Give back, unchanged, each line from the one containing "OCR this image." through the last line of the entries below.
-------------------------
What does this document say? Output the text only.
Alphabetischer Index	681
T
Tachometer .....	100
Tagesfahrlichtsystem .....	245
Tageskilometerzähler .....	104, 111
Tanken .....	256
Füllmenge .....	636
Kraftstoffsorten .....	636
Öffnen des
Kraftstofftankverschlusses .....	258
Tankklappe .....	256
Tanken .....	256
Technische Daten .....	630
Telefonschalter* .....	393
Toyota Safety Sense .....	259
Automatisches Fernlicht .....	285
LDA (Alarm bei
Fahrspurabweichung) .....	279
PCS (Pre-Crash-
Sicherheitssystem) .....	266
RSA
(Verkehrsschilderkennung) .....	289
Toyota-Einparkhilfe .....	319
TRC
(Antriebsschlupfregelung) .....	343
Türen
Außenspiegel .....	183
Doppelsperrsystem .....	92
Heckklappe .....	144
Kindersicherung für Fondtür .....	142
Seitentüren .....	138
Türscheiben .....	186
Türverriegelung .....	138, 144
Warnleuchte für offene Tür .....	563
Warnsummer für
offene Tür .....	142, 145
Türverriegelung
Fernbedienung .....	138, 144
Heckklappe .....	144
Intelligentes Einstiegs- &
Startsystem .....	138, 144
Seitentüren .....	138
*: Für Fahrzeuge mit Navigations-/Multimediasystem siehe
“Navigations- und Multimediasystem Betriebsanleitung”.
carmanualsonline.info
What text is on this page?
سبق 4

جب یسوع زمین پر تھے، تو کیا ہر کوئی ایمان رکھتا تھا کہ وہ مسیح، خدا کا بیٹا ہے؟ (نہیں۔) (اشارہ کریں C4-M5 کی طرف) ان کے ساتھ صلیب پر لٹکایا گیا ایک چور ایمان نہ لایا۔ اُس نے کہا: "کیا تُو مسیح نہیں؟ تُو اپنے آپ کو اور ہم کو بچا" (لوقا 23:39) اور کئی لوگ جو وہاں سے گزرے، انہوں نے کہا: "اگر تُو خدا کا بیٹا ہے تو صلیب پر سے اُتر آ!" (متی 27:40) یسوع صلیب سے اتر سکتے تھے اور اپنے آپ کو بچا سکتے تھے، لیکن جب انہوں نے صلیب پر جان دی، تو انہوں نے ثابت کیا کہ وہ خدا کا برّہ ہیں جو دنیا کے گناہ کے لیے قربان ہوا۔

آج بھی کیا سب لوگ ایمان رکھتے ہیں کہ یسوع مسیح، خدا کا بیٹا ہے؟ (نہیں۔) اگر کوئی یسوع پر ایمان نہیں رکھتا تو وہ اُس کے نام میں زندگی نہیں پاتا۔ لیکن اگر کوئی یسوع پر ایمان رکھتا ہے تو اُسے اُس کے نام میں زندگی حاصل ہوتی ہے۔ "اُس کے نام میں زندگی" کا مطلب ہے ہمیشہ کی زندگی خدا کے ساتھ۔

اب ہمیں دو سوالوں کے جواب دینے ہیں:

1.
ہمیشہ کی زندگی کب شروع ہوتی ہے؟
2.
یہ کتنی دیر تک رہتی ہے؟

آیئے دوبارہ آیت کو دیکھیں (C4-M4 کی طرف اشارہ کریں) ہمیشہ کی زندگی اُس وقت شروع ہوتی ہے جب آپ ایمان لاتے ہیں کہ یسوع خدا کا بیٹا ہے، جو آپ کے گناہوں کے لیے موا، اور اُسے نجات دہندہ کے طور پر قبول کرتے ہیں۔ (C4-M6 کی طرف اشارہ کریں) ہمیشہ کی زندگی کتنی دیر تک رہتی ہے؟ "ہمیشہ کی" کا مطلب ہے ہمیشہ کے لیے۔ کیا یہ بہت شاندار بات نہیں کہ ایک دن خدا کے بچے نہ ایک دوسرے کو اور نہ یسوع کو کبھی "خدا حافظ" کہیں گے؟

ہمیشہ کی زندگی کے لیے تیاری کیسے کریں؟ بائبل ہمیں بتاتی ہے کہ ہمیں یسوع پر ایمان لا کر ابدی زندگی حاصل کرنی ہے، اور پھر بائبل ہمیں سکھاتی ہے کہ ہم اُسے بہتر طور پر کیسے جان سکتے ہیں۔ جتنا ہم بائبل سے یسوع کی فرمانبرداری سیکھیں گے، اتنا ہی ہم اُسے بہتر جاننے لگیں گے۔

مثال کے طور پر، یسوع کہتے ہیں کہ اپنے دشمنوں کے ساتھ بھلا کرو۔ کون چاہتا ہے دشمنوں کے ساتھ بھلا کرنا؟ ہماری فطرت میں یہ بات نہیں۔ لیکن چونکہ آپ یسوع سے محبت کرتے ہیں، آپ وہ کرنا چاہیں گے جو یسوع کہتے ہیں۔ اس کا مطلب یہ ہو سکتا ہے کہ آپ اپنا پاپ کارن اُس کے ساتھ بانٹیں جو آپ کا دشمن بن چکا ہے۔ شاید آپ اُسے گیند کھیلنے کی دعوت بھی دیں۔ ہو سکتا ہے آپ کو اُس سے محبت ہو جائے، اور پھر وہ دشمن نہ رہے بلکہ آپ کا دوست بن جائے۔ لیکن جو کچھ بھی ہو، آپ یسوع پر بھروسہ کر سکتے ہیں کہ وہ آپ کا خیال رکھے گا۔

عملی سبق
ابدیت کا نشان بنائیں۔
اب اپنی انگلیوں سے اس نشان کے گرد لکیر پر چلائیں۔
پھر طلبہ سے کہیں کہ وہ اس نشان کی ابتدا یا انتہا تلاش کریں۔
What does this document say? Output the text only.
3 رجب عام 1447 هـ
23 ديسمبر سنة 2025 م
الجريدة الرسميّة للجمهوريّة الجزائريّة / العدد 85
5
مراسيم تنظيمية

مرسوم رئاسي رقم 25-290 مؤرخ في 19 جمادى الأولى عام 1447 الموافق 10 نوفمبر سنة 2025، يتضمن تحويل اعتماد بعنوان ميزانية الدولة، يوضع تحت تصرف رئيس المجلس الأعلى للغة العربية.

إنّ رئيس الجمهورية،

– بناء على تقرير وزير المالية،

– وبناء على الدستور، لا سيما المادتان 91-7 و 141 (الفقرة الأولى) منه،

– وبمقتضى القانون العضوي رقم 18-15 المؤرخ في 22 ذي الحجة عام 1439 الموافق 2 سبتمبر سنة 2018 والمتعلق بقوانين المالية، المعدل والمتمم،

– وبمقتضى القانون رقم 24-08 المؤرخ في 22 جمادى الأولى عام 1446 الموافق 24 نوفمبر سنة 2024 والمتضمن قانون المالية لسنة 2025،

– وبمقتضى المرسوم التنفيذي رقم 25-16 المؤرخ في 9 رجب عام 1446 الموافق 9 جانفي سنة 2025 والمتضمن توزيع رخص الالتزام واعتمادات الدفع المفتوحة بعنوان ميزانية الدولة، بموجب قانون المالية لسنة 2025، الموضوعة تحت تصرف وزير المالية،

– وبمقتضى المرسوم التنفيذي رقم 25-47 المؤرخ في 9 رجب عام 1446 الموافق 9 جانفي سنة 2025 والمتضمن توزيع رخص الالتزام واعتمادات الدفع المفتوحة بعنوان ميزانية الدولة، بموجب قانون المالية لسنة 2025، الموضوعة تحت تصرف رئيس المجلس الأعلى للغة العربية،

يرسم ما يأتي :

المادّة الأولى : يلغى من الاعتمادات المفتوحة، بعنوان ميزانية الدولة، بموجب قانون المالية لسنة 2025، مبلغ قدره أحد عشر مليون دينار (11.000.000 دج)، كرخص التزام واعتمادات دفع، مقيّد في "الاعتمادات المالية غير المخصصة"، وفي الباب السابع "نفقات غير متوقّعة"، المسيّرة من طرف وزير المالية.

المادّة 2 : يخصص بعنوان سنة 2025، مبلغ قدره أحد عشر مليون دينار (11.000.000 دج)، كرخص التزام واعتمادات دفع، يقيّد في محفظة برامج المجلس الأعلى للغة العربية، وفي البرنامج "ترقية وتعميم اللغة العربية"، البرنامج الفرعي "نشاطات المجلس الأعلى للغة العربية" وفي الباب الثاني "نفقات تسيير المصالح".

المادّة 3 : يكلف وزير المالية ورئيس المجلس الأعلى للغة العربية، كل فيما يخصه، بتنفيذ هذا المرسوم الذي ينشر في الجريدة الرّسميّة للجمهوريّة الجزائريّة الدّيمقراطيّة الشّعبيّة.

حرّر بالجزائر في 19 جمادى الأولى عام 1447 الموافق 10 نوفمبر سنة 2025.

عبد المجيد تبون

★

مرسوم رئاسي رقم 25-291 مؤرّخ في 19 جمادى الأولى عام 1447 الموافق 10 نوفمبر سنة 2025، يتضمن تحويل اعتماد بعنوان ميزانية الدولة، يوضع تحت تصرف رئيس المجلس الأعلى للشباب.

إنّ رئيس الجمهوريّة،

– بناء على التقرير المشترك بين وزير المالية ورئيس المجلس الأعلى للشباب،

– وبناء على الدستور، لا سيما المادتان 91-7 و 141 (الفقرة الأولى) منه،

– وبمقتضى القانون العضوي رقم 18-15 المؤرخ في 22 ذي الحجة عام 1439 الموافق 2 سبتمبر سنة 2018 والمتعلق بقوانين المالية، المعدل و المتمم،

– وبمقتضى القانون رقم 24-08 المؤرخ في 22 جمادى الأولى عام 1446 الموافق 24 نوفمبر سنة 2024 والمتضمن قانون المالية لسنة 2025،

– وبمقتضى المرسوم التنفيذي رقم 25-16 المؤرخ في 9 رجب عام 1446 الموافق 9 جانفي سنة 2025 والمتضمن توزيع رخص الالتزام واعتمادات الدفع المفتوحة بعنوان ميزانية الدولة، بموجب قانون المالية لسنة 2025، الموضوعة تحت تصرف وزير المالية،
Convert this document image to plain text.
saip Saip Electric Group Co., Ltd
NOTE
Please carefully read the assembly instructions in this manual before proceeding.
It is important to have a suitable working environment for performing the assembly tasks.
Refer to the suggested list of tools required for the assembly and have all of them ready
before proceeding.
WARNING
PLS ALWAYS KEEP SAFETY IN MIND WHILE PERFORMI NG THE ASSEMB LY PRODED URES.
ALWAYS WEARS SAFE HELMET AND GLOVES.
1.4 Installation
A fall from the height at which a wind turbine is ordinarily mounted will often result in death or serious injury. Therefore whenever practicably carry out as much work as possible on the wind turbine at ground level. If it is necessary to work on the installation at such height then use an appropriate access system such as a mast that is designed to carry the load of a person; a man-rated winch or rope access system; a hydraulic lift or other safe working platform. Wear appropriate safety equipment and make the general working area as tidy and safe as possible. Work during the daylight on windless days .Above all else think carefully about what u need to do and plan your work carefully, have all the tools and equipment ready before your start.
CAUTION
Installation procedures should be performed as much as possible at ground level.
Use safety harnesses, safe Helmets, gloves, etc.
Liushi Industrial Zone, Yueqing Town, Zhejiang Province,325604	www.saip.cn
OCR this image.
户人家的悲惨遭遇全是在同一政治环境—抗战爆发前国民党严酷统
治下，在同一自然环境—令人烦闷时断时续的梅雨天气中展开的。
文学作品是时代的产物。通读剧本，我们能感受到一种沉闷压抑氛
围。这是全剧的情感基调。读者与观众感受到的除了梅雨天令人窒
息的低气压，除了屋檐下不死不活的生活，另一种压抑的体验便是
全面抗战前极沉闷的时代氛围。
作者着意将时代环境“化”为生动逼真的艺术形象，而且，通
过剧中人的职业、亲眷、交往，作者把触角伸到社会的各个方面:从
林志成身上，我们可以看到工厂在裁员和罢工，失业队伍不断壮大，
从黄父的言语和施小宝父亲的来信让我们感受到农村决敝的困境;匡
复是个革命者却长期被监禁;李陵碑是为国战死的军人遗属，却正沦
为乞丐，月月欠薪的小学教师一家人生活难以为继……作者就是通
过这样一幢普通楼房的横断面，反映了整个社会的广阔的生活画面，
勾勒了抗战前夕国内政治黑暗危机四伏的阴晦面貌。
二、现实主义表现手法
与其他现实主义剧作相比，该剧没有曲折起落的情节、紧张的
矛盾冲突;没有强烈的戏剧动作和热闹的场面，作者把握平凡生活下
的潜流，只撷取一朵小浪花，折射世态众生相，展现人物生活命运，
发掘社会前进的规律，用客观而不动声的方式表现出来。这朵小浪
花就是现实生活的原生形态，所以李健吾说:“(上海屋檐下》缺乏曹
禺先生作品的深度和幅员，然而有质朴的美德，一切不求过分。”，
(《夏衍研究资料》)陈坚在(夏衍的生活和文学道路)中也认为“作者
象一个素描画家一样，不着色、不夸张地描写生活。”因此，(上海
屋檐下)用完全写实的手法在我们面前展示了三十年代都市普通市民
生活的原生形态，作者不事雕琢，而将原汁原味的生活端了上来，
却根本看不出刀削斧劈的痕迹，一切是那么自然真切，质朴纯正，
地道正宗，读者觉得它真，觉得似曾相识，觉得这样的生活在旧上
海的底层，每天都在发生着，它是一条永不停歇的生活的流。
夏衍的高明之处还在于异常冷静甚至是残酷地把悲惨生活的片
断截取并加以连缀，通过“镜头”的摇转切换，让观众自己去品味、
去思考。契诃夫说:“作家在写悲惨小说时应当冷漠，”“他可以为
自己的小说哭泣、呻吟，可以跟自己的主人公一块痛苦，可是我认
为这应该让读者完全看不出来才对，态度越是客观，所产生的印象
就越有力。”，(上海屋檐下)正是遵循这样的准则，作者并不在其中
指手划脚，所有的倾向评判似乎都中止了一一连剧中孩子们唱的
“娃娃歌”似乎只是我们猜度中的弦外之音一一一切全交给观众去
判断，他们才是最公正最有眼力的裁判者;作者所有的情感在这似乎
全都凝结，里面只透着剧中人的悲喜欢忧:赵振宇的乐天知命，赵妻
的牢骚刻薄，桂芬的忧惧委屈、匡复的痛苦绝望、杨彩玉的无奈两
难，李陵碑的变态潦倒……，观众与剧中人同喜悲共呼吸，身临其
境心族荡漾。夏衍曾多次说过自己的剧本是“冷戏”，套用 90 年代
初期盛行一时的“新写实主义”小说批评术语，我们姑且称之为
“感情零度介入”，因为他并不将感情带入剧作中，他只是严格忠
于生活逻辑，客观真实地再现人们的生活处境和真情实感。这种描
-------------------------
Result of this exercise.
OCR this image.
户人家的悲惨遭遇全是在同一政治环境—抗战爆发前国民党严酷统
治下，在同一自然环境—令人烦闷时断时续的梅雨天气中展开的。
文学作品是时代的产物。通读剧本，我们能感受到一种沉闷压抑氛
围。这是全剧的情感基调。读者与观众感受到的除了梅雨天令人窒
息的低气压，除了屋檐下不死不活的生活，另一种压抑的体验便是
全面抗战前极沉闷的时代氛围。
作者着意将时代环境“化”为生动逼真的艺术形象，而且，通
过剧中人的职业、亲眷、交往，作者把触角伸到社会的各个方面:从
林志成身上，我们可以看到工厂在裁员和罢工，失业队伍不断壮大，
从黄父的言语和施小宝父亲的来信让我们感受到农村决敝的困境;匡
复是个革命者却长期被监禁;李陵碑是为国战死的军人遗属，却正沦
为乞丐，月月欠薪的小学教师一家人生活难以为继……作者就是通
过这样一幢普通楼房的横断面，反映了整个社会的广阔的生活画面，
勾勒了抗战前夕国内政治黑暗危机四伏的阴晦面貌。
二、现实主义表现手法
与其他现实主义剧作相比，该剧没有曲折起落的情节、紧张的
矛盾冲突;没有强烈的戏剧动作和热闹的场面，作者把握平凡生活下
的潜流，只撷取一朵小浪花，折射世态众生相，展现人物生活命运，
发掘社会前进的规律，用客观而不动声的方式表现出来。这朵小浪
花就是现实生活的原生形态，所以李健吾说:“(上海屋檐下》缺乏曹
禺先生作品的深度和幅员，然而有质朴的美德，一切不求过分。”，
(《夏衍研究资料》)陈坚在(夏衍的生活和文学道路)中也认为“作者
象一个素描画家一样，不着色、不夸张地描写生活。”因此，(上海
屋檐下)用完全写实的手法在我们面前展示了三十年代都市普通市民
生活的原生形态，作者不事雕琢，而将原汁原味的生活端了上来，
却根本看不出刀削斧劈的痕迹，一切是那么自然真切，质朴纯正，
地道正宗，读者觉得它真，觉得似曾相识，觉得这样的生活在旧上
海的底层，每天都在发生着，它是一条永不停歇的生活的流。
夏衍的高明之处还在于异常冷静甚至是残酷地把悲惨生活的片
断截取并加以连缀，通过“镜头”的摇转切换，让观众自己去品味、
去思考。契诃夫说:“作家在写悲惨小说时应当冷漠，”“他可以为
自己的小说哭泣、呻吟，可以跟自己的主人公一块痛苦，可是我认
为这应该让读者完全看不出来才对，态度越是客观，所产生的印象
就越有力。”，(上海屋檐下)正是遵循这样的准则，作者并不在其中
指手划脚，所有的倾向评判似乎都中止了一一连剧中孩子们唱的
“娃娃歌”似乎只是我们猜度中的弦外之音一一一切全交给观众去
判断，他们才是最公正最有眼力的裁判者;作者所有的情感在这似乎
全都凝结，里面只透着剧中人的悲喜欢忧:赵振宇的乐天知命，赵妻
的牢骚刻薄，桂芬的忧惧委屈、匡复的痛苦绝望、杨彩玉的无奈两
难，李陵碑的变态潦倒……，观众与剧中人同喜悲共呼吸，身临其
境心族荡漾。夏衍曾多次说过自己的剧本是“冷戏”，套用 90 年代
初期盛行一时的“新写实主义”小说批评术语，我们姑且称之为
“感情零度介入”，因为他并不将感情带入剧作中，他只是严格忠
于生活逻辑，客观真实地再现人们的生活处境和真情实感。这种描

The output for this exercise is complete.